Aim of the task: Could you change "point-gal6-large" to "point-gal6-big" in the entries from the line with "panel-b-ylabel-close: ) —" up to and including the line with "point-gal6-large — [219, 405, 237, 423]", and give back only those lines with everything else left as it is?

┌─ Data in this exercise

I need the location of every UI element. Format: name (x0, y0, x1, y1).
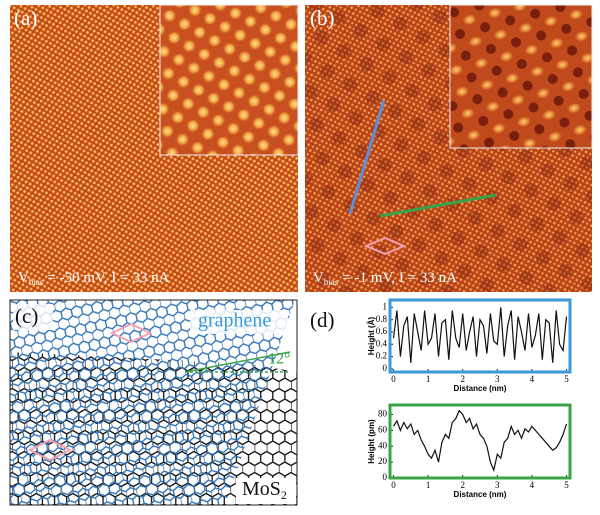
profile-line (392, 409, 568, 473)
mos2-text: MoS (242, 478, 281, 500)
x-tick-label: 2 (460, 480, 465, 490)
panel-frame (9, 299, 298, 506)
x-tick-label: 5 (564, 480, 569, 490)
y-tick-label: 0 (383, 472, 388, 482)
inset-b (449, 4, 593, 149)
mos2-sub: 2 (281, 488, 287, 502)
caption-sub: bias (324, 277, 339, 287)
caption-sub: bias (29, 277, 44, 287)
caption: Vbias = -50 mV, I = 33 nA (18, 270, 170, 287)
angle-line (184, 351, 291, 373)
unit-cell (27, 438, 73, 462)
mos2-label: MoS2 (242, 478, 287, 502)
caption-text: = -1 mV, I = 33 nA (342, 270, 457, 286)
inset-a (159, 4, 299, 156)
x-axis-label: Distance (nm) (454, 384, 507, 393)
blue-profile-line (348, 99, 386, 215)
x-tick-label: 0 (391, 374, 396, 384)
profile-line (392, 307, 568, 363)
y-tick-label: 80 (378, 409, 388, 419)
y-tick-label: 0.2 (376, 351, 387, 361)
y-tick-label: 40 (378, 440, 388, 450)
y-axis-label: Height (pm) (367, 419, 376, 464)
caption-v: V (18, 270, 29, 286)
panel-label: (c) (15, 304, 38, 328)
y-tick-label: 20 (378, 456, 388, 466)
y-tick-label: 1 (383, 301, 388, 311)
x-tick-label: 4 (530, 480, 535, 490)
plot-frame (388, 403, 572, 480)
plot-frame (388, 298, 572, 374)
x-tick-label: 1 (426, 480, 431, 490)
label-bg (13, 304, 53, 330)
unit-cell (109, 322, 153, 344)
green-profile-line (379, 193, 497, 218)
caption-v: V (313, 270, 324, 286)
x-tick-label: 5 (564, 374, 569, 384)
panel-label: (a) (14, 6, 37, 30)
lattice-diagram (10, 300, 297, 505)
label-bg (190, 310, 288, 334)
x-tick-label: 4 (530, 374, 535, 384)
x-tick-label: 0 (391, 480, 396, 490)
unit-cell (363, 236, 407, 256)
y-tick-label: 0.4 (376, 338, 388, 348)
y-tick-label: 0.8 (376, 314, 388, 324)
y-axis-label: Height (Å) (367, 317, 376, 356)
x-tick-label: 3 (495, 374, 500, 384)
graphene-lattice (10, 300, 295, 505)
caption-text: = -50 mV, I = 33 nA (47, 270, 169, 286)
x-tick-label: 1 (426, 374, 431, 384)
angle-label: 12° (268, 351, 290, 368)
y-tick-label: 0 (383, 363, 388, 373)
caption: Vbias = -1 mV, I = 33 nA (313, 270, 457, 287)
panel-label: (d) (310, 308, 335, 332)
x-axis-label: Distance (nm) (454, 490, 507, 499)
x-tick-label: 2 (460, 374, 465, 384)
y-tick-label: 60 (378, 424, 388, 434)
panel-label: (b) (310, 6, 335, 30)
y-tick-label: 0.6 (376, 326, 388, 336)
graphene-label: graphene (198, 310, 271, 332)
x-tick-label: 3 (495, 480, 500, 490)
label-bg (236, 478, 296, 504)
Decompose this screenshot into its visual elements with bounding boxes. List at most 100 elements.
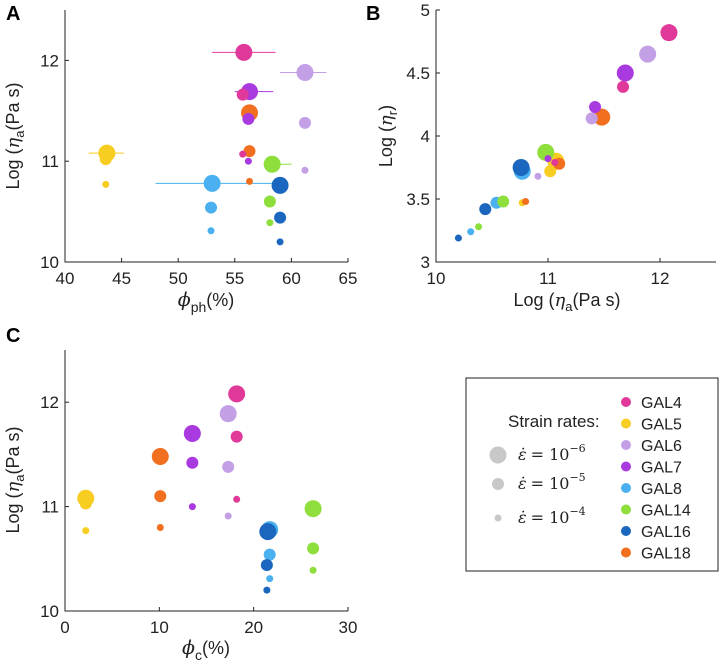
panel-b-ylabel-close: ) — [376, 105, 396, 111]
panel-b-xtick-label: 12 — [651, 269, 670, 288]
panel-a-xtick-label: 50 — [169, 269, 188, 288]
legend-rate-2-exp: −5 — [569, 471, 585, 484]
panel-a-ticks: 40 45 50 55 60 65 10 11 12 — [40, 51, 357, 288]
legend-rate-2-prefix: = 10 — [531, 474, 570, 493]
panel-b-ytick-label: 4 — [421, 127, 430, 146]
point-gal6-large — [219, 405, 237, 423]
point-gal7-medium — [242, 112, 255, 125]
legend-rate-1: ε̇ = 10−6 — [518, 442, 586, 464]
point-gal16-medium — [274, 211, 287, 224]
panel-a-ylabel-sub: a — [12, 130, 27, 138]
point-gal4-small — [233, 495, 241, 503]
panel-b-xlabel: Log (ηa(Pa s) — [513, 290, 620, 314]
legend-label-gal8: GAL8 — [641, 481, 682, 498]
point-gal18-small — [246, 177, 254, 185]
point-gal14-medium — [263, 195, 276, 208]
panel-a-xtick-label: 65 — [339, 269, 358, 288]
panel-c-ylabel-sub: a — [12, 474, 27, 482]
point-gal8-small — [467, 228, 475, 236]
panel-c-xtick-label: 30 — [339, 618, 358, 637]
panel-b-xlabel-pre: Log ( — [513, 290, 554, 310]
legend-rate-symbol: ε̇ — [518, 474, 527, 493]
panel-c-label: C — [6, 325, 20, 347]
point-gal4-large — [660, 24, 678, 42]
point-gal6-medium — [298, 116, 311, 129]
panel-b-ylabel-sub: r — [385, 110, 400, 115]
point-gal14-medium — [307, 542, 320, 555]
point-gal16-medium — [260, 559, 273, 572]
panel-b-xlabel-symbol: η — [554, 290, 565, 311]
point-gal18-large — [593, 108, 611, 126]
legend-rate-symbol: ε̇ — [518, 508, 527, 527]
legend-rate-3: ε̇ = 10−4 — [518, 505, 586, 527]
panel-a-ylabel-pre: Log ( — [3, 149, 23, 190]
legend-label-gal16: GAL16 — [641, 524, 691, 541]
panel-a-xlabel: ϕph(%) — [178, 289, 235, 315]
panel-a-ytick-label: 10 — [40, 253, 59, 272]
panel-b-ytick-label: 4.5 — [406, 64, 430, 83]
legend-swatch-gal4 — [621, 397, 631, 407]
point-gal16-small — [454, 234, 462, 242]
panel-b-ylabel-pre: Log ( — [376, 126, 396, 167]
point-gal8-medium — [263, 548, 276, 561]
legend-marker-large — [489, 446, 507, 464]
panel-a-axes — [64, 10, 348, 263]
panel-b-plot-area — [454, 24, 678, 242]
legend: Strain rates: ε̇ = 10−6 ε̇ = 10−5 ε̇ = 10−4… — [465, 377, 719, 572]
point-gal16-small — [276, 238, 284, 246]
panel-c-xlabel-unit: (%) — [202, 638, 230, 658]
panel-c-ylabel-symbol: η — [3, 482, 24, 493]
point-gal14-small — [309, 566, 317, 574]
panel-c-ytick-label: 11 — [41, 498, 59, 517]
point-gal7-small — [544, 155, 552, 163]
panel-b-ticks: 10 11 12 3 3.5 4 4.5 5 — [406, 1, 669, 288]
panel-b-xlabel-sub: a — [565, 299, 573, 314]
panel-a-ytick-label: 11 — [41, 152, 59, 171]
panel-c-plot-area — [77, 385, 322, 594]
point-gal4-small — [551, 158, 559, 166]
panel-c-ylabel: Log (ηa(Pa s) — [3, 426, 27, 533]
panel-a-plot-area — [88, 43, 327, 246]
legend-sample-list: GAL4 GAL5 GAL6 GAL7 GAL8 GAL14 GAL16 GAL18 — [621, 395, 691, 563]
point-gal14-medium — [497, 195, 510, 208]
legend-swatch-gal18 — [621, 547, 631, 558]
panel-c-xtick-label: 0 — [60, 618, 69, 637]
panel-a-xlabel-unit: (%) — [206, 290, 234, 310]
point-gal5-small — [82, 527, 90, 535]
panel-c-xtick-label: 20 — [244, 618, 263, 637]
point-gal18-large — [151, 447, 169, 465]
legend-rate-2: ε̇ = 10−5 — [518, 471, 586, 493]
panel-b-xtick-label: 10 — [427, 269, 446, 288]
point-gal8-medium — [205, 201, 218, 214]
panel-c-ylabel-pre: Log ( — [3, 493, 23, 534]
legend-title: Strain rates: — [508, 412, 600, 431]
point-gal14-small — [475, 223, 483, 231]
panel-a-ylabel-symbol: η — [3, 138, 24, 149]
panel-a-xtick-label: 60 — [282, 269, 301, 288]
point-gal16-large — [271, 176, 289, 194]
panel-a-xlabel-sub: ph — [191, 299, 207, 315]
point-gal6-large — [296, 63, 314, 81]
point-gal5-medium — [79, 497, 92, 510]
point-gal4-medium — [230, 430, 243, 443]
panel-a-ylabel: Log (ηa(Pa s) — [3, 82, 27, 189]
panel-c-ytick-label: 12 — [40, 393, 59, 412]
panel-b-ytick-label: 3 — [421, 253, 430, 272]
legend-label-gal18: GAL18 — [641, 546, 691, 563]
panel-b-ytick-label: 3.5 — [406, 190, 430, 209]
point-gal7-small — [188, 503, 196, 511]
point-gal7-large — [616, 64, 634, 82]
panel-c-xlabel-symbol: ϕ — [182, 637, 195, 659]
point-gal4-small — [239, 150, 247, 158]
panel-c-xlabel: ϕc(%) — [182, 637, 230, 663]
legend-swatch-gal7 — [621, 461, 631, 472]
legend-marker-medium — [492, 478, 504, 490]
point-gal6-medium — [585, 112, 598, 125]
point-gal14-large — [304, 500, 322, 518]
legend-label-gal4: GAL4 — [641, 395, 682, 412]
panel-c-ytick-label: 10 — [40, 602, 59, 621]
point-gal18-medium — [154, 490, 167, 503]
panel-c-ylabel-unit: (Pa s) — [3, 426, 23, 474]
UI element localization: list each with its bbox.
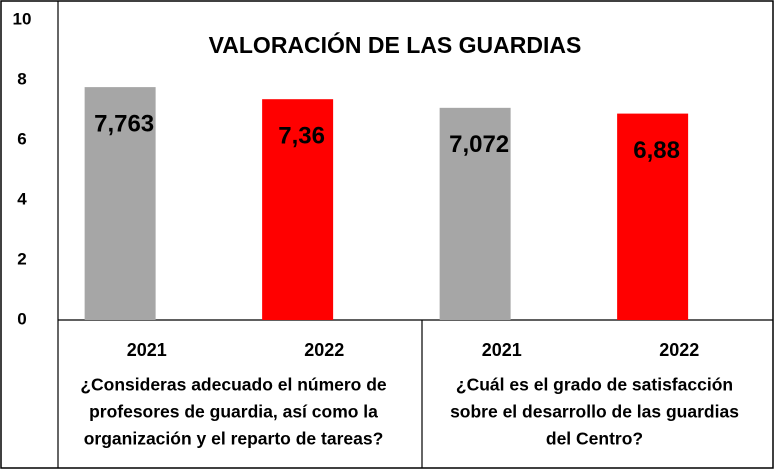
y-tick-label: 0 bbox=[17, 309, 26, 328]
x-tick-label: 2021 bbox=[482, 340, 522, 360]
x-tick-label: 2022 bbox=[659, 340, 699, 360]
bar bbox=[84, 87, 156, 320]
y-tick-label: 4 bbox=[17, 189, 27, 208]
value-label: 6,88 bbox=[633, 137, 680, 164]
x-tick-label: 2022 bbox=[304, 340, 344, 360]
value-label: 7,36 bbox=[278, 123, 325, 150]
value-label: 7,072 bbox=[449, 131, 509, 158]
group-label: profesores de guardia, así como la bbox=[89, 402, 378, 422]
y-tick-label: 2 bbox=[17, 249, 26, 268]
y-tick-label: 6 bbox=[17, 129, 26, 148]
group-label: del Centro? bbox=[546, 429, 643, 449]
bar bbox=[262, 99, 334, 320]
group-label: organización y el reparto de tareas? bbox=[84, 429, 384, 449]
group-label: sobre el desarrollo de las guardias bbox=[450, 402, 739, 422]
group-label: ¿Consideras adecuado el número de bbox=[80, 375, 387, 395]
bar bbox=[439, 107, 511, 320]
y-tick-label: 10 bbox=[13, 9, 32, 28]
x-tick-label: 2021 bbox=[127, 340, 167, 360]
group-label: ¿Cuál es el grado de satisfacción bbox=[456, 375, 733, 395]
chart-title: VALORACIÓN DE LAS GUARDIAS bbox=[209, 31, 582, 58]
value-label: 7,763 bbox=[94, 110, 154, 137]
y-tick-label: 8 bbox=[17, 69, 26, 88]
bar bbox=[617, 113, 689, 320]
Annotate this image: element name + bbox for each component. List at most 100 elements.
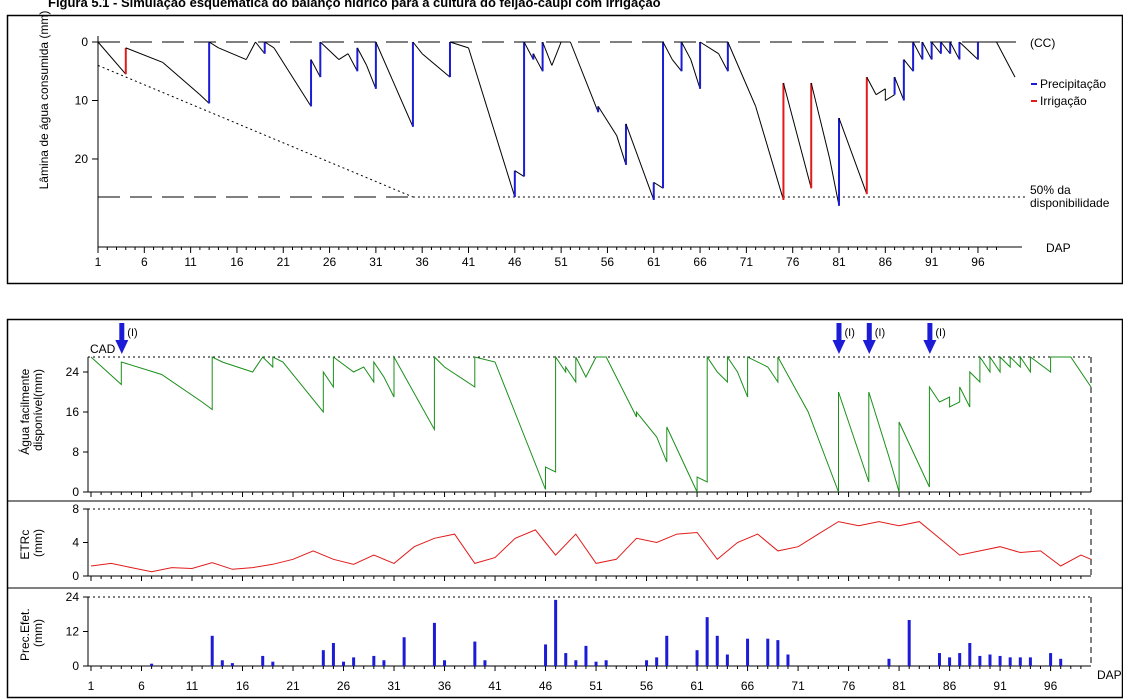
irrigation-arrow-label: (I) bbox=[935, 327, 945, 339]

└─

Solution to this task:
panel-b-ylabel-close: ) — [376, 105, 396, 111]
panel-b-xtick-label: 12 — [651, 269, 670, 288]
panel-a-xtick-label: 50 — [169, 269, 188, 288]
legend-rate-2-exp: −5 — [569, 471, 585, 484]
panel-a-ticks: 40 45 50 55 60 65 10 11 12 — [40, 51, 357, 288]
legend-rate-2-prefix: = 10 — [531, 474, 570, 493]
panel-b-ytick-label: 4 — [421, 127, 430, 146]
point-gal6-big — [219, 405, 237, 423]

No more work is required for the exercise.